RECORDS:
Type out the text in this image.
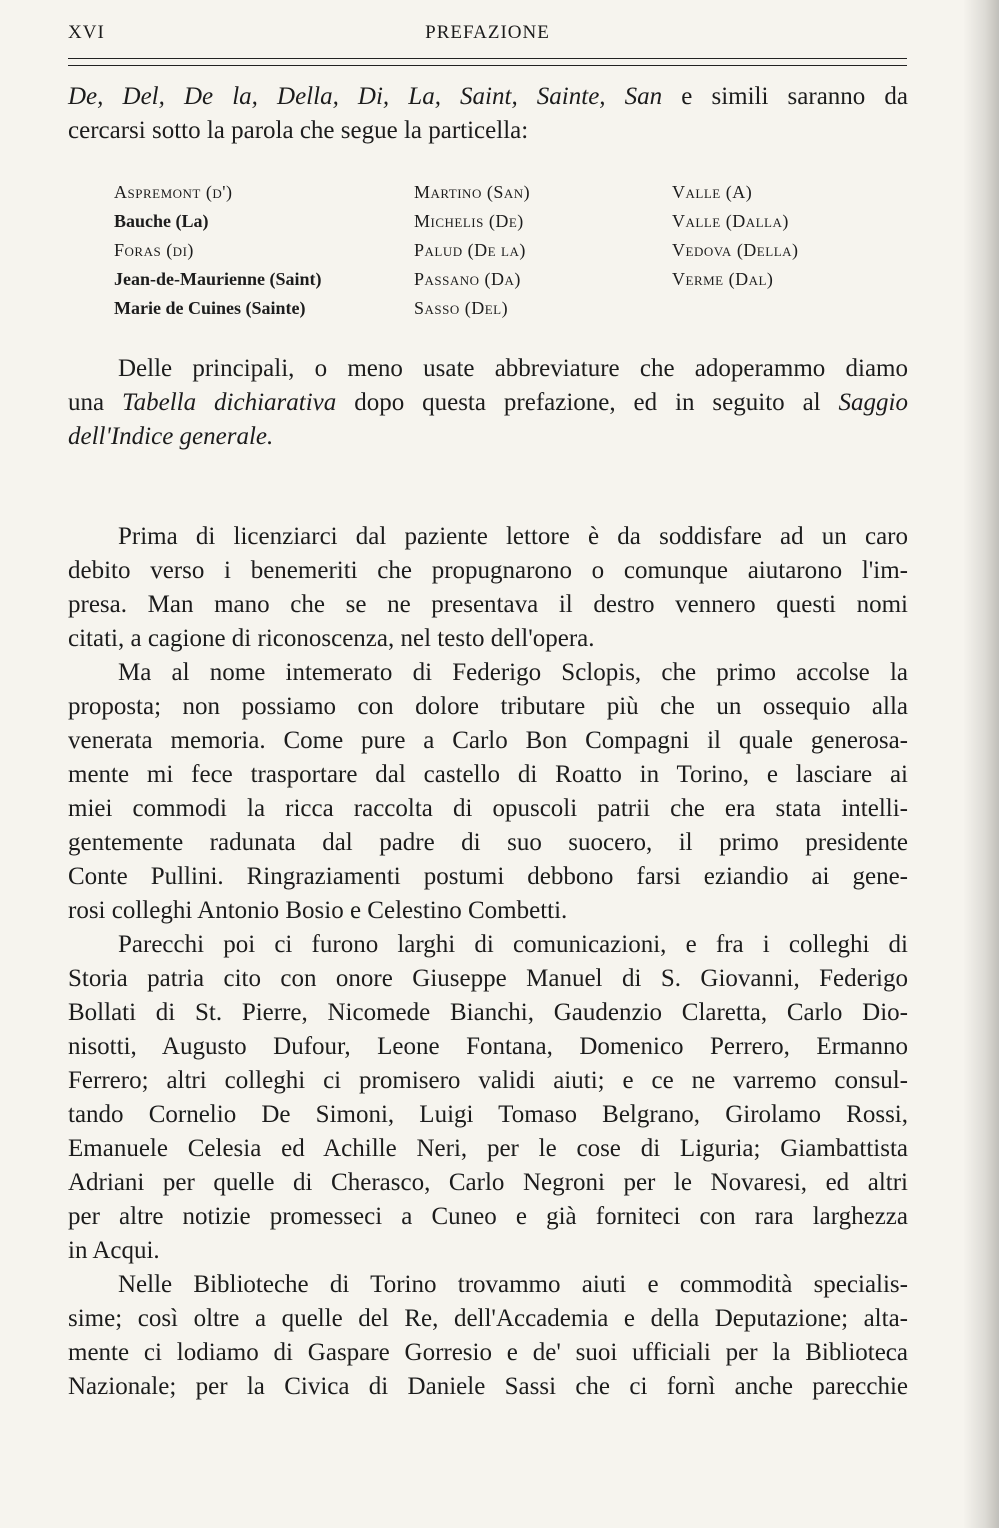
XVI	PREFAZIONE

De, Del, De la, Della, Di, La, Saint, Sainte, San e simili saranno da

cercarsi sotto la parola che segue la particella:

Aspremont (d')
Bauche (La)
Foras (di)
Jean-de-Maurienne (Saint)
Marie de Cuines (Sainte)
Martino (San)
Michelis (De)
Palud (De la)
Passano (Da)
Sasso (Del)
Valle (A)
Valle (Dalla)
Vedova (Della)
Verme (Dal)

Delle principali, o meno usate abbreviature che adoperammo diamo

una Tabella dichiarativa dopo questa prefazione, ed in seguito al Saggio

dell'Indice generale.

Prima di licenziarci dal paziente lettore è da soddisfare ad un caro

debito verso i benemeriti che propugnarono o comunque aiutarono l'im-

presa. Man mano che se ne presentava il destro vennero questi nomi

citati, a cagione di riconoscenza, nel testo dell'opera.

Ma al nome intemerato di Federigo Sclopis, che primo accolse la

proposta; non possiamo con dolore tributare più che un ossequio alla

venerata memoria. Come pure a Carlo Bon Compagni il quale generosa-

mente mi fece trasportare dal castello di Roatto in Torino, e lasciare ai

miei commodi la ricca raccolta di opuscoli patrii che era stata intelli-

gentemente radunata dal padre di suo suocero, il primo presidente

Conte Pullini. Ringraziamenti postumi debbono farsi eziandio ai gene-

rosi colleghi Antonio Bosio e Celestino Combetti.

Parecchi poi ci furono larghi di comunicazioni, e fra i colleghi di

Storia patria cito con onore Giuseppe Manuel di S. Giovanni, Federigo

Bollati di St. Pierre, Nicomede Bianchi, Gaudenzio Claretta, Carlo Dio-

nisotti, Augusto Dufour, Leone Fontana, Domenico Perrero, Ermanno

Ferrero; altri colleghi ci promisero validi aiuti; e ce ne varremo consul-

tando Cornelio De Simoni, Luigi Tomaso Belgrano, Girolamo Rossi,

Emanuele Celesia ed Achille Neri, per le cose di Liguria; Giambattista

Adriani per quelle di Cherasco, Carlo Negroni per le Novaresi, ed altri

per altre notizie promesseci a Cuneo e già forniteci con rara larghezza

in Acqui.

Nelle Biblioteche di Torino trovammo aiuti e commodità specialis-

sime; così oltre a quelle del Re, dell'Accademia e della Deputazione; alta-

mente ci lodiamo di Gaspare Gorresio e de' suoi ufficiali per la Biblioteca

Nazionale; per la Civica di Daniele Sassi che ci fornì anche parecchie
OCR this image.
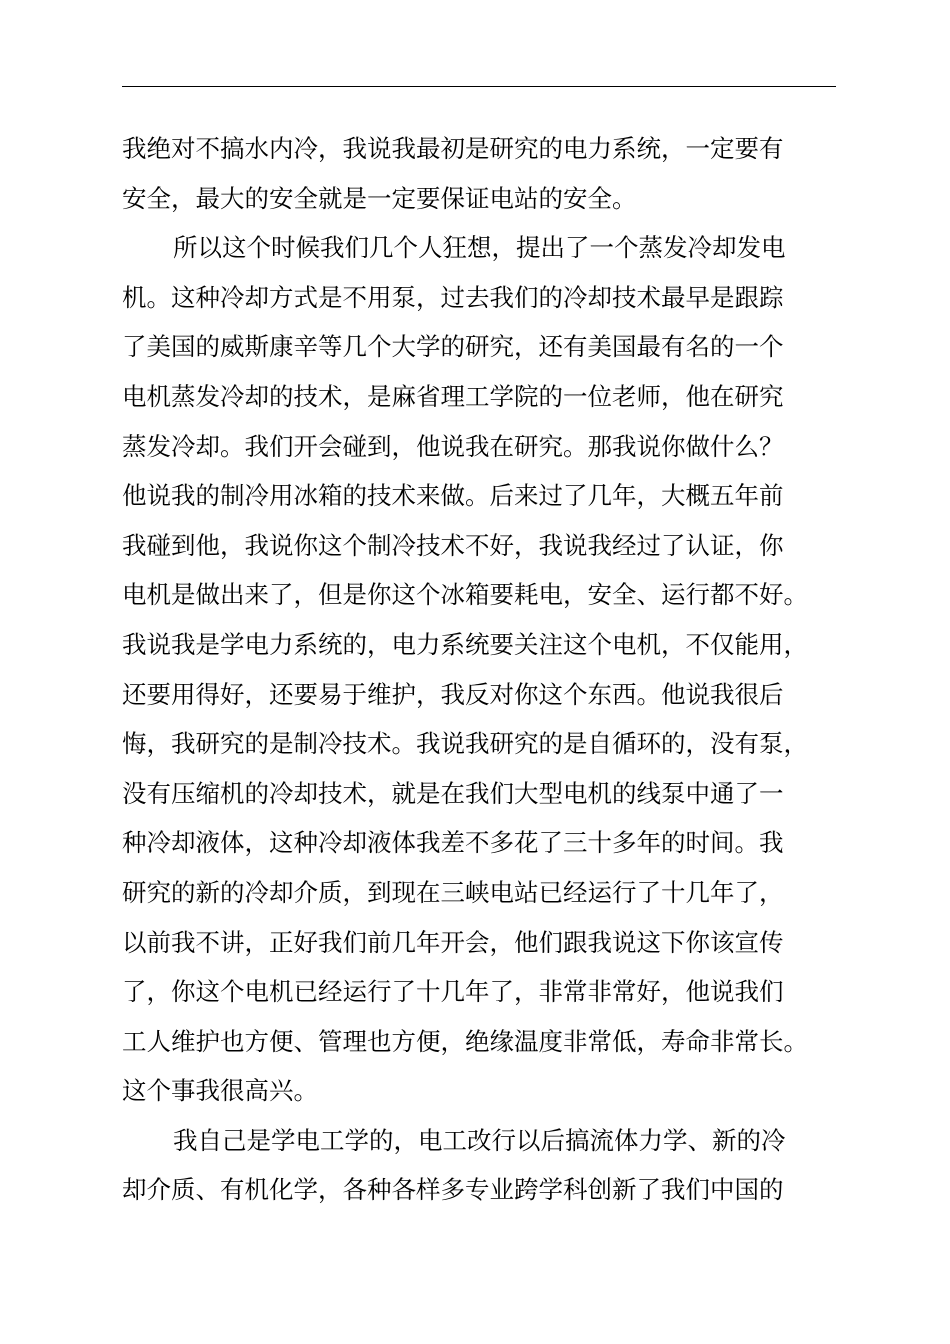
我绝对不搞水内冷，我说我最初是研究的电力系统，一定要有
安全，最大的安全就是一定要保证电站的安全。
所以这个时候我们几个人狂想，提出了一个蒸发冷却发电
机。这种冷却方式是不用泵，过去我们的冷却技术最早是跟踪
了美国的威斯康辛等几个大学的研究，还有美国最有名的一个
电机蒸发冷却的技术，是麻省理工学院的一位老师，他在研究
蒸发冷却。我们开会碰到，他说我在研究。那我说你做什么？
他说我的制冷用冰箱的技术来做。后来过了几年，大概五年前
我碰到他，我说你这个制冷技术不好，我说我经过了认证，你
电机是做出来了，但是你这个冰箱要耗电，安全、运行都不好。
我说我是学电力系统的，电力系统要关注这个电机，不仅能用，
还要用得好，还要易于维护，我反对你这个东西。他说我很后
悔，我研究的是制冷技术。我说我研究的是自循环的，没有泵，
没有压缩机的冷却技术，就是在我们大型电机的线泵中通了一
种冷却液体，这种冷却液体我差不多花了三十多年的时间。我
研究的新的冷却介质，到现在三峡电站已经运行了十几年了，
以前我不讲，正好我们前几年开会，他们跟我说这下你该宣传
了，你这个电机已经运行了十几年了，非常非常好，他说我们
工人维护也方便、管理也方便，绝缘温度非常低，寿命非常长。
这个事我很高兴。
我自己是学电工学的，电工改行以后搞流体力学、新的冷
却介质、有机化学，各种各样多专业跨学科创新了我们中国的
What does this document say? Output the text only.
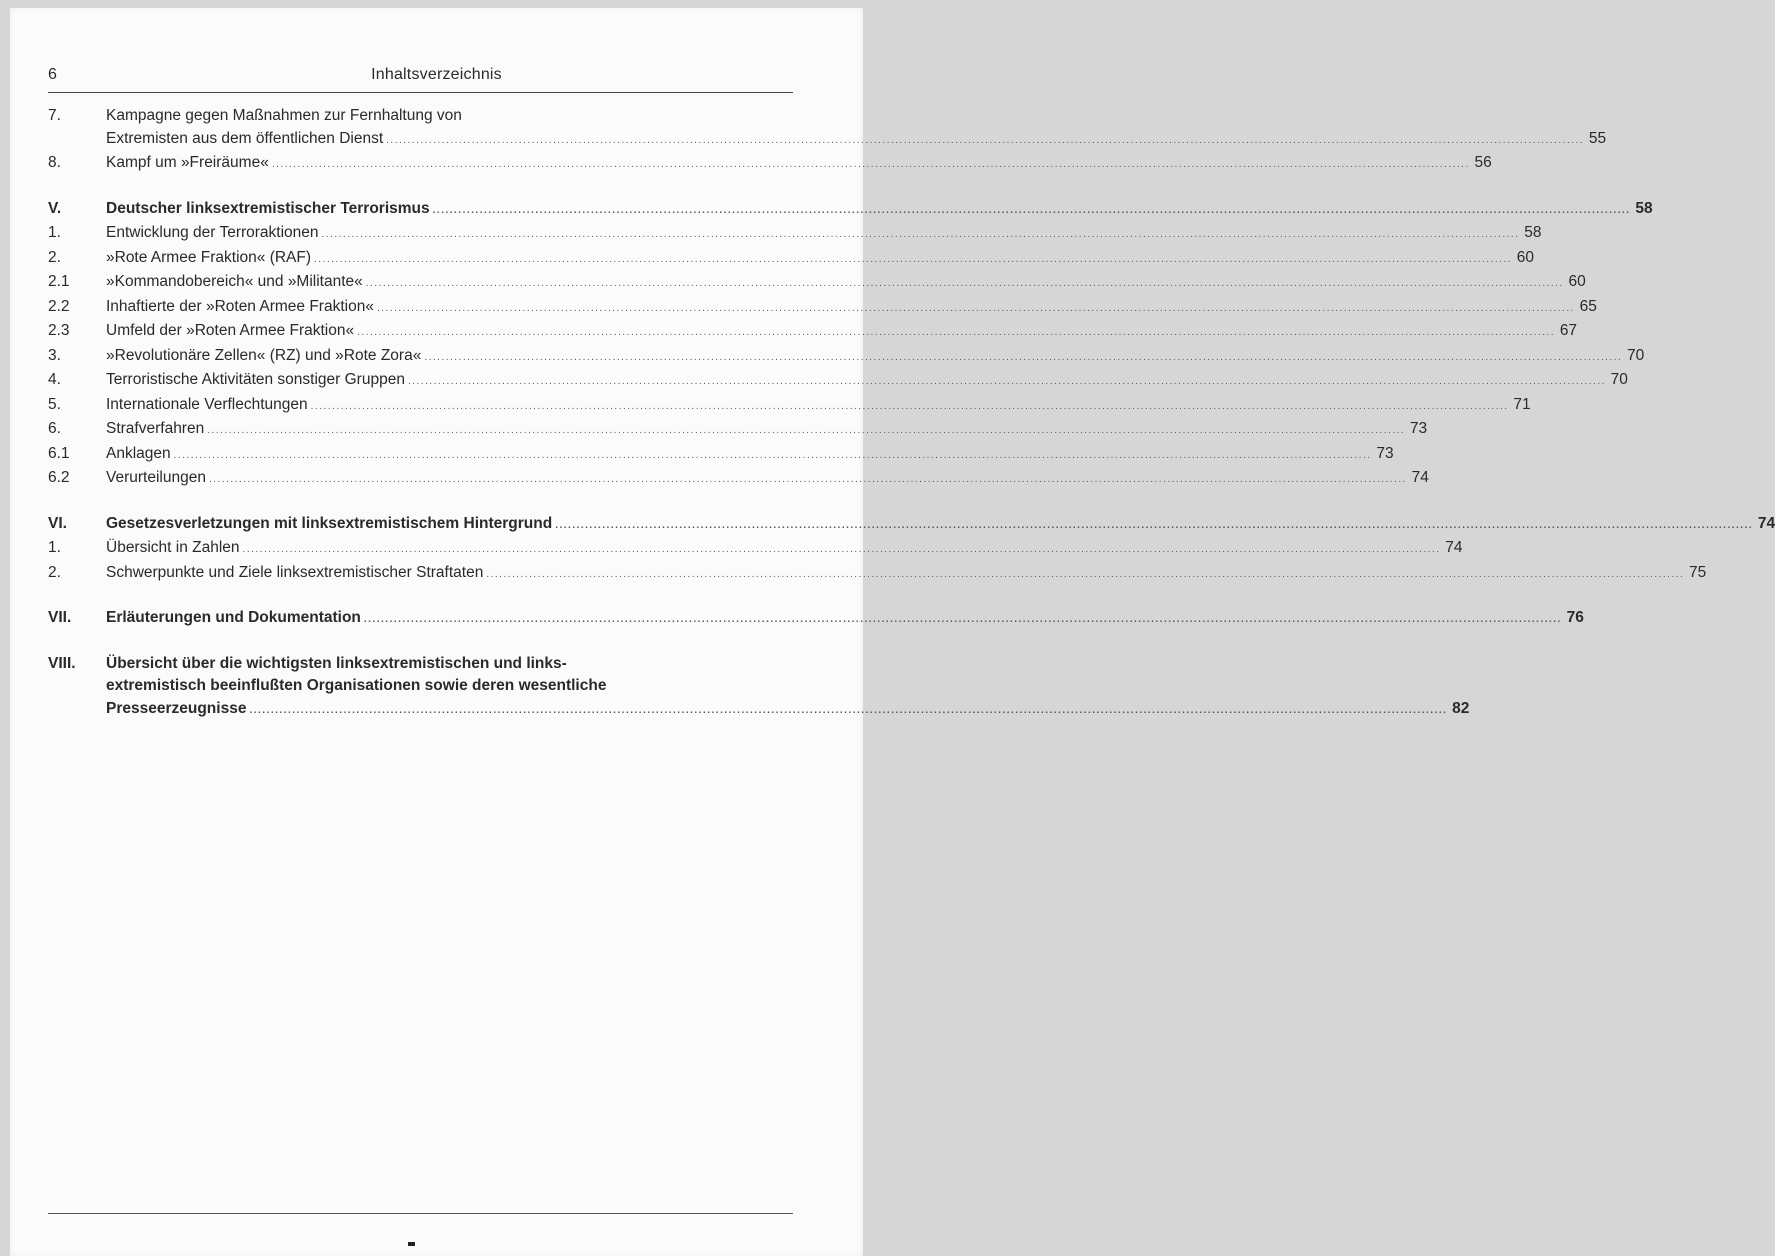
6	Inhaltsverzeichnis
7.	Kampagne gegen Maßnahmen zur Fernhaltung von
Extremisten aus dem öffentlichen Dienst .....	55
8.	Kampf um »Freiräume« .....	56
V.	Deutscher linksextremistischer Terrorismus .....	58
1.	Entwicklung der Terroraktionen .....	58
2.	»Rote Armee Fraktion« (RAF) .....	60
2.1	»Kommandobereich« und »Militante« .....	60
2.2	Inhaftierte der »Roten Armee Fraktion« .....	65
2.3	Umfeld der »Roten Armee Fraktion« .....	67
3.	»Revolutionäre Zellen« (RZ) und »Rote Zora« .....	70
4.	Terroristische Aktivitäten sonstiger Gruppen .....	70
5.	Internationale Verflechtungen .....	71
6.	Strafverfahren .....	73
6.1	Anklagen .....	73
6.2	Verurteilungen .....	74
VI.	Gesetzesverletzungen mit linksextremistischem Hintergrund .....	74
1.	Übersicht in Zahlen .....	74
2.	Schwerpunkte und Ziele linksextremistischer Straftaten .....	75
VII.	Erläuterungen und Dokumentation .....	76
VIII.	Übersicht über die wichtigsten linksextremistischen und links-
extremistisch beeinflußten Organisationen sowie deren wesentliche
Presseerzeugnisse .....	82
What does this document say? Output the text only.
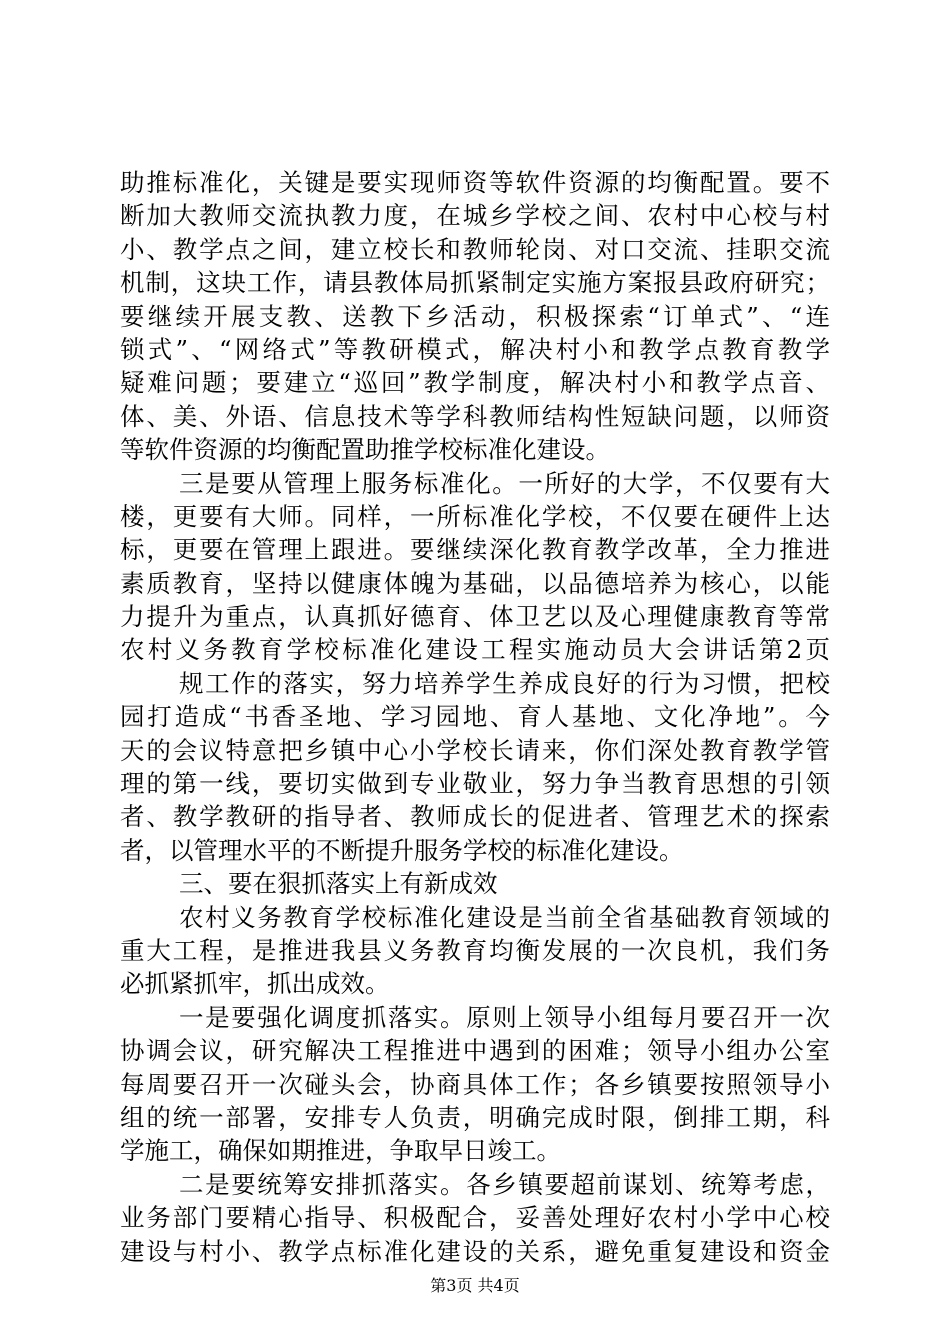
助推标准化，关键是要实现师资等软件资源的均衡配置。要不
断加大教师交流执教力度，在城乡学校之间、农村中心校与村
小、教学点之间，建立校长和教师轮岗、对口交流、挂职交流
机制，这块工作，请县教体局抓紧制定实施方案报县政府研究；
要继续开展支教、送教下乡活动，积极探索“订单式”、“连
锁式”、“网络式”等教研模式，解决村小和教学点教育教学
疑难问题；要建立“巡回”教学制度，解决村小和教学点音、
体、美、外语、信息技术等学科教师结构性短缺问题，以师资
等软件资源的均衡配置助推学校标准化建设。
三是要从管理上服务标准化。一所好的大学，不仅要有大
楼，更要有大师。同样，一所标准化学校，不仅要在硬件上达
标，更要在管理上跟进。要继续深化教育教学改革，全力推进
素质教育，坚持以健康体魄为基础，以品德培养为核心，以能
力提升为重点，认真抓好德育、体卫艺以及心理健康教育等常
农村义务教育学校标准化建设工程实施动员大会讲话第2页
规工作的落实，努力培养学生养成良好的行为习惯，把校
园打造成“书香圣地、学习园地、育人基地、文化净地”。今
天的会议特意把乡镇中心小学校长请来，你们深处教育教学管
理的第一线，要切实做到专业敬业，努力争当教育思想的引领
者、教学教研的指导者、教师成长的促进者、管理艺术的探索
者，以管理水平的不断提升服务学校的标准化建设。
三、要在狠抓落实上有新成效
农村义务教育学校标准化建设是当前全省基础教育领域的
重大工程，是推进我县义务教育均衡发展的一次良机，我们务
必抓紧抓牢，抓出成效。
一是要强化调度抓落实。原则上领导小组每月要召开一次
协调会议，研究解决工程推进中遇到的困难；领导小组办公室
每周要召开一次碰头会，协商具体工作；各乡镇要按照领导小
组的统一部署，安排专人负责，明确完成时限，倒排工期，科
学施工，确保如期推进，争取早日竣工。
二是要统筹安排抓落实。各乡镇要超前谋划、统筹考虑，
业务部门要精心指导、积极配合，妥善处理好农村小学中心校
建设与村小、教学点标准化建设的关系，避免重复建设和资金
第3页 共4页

SHORT TASK:
Gather from the records above every line containing the string "Carlo".

EXERCISE ANSWER:
venerata memoria. Come pure a Carlo Bon Compagni il quale generosa-
Bollati di St. Pierre, Nicomede Bianchi, Gaudenzio Claretta, Carlo Dio-
Adriani per quelle di Cherasco, Carlo Negroni per le Novaresi, ed altri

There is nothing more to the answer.